## Directive:
Show, in full, each line of the data that contains "days".

(Stored data entries)
********************

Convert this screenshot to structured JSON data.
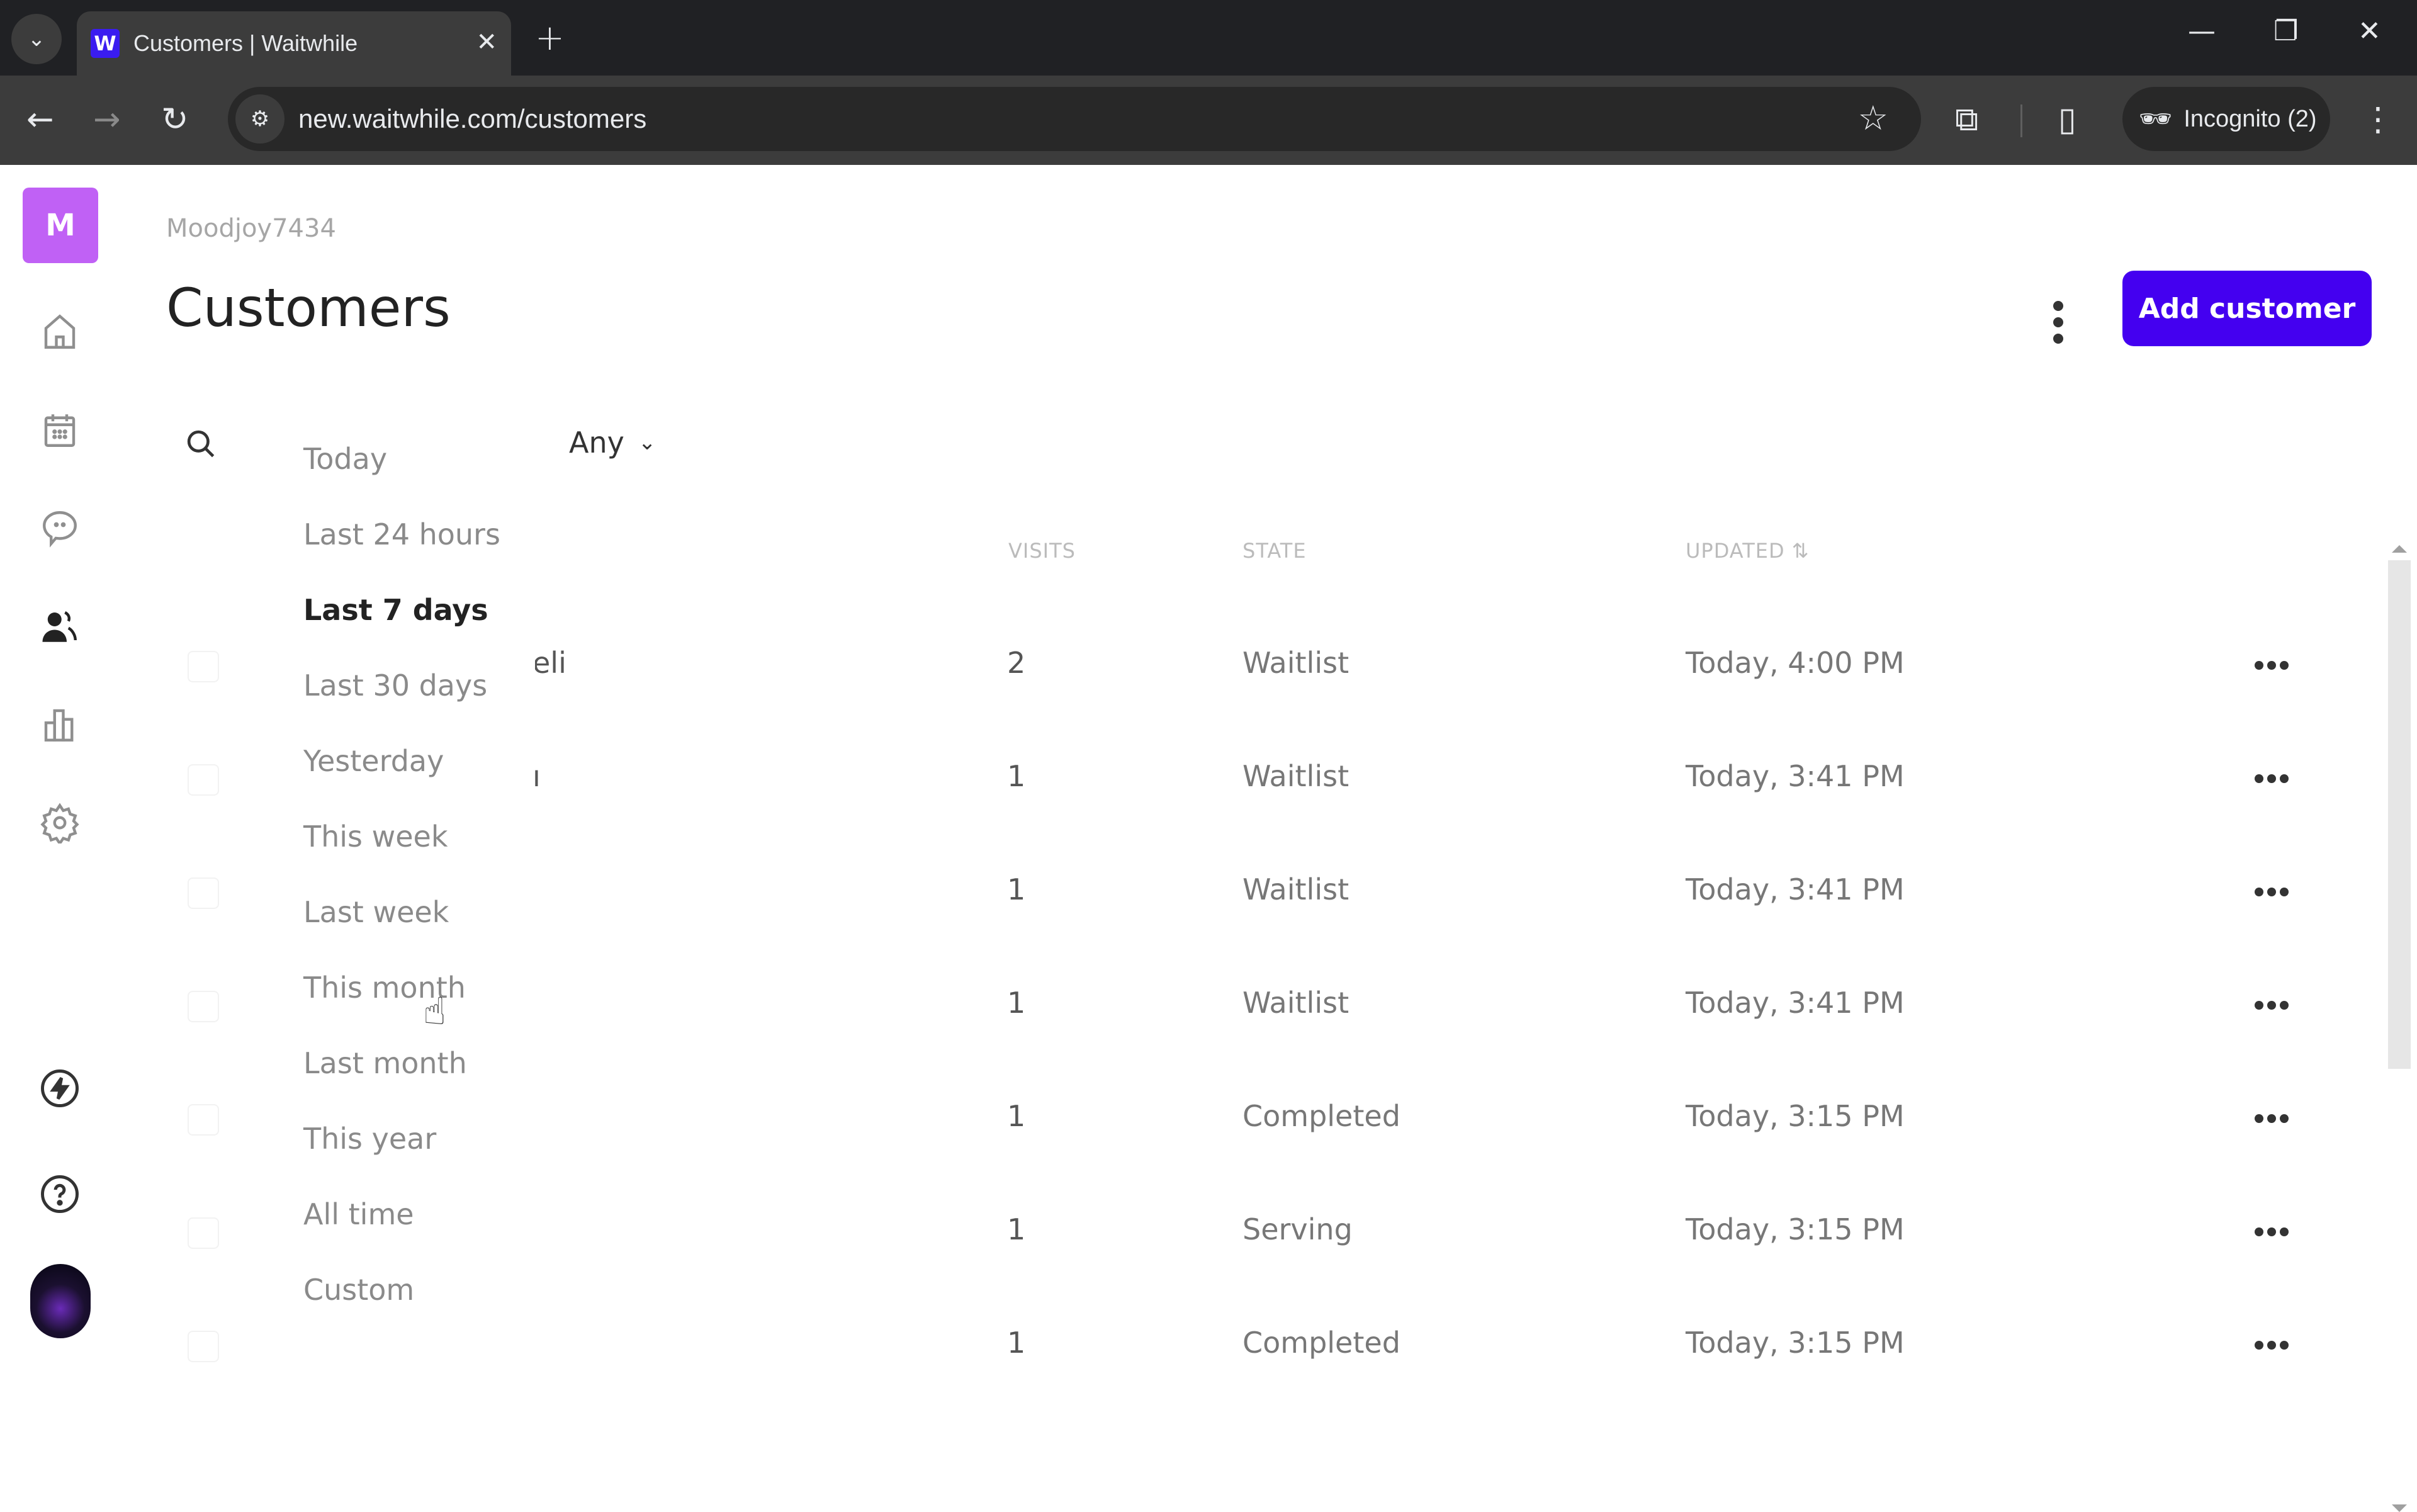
{
  "browser": {
    "tab_title": "Customers | Waitwhile",
    "favicon_letter": "W",
    "url": "new.waitwhile.com/customers",
    "incognito_label": "Incognito (2)",
    "icons": {
      "tab_search": "chevron-down-icon",
      "close_tab": "close-icon",
      "new_tab": "plus-icon",
      "minimize": "minimize-icon",
      "restore": "restore-icon",
      "close_window": "close-icon",
      "back": "back-arrow-icon",
      "forward": "forward-arrow-icon",
      "reload": "reload-icon",
      "site_info": "tune-icon",
      "bookmark": "star-icon",
      "extensions": "puzzle-icon",
      "side_panel": "side-panel-icon",
      "incognito": "incognito-icon",
      "menu": "kebab-icon"
    },
    "glyphs": {
      "tab_search": "⌄",
      "close_tab": "✕",
      "new_tab": "+",
      "minimize": "—",
      "restore": "❐",
      "close_window": "✕",
      "back": "←",
      "forward": "→",
      "reload": "↻",
      "site_info": "⚙",
      "bookmark": "☆",
      "extensions": "⧉",
      "side_panel": "▯",
      "incognito": "🕶",
      "menu": "⋮"
    }
  },
  "sidebar": {
    "org_initial": "M",
    "items": [
      {
        "name": "home",
        "icon": "home-icon"
      },
      {
        "name": "calendar",
        "icon": "calendar-icon"
      },
      {
        "name": "messages",
        "icon": "chat-icon"
      },
      {
        "name": "customers",
        "icon": "users-icon",
        "active": true
      },
      {
        "name": "analytics",
        "icon": "bar-chart-icon"
      },
      {
        "name": "settings",
        "icon": "gear-icon"
      }
    ],
    "bottom": [
      {
        "name": "whats-new",
        "icon": "lightning-icon"
      },
      {
        "name": "help",
        "icon": "help-icon"
      },
      {
        "name": "profile",
        "icon": "avatar"
      }
    ]
  },
  "header": {
    "org_name": "Moodjoy7434",
    "title": "Customers",
    "add_button": "Add customer"
  },
  "filters": {
    "any_label": "Any"
  },
  "date_menu": {
    "items": [
      "Today",
      "Last 24 hours",
      "Last 7 days",
      "Last 30 days",
      "Yesterday",
      "This week",
      "Last week",
      "This month",
      "Last month",
      "This year",
      "All time",
      "Custom"
    ],
    "selected": "Last 7 days"
  },
  "table": {
    "columns": [
      "VISITS",
      "STATE",
      "UPDATED"
    ],
    "sort_glyph": "⇅",
    "rows": [
      {
        "name_fragment": "eli",
        "visits": "2",
        "state": "Waitlist",
        "updated": "Today, 4:00 PM"
      },
      {
        "name_fragment": "ı",
        "visits": "1",
        "state": "Waitlist",
        "updated": "Today, 3:41 PM"
      },
      {
        "name_fragment": "",
        "visits": "1",
        "state": "Waitlist",
        "updated": "Today, 3:41 PM"
      },
      {
        "name_fragment": "",
        "visits": "1",
        "state": "Waitlist",
        "updated": "Today, 3:41 PM"
      },
      {
        "name_fragment": "",
        "visits": "1",
        "state": "Completed",
        "updated": "Today, 3:15 PM"
      },
      {
        "name_fragment": "",
        "visits": "1",
        "state": "Serving",
        "updated": "Today, 3:15 PM"
      },
      {
        "name_fragment": "",
        "visits": "1",
        "state": "Completed",
        "updated": "Today, 3:15 PM"
      }
    ]
  },
  "colors": {
    "brand": "#4400f0",
    "org_avatar": "#c061f5"
  }
}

********************

## Answer to the task:
      "Last 7 days",
      "Last 30 days",
    "selected": "Last 7 days"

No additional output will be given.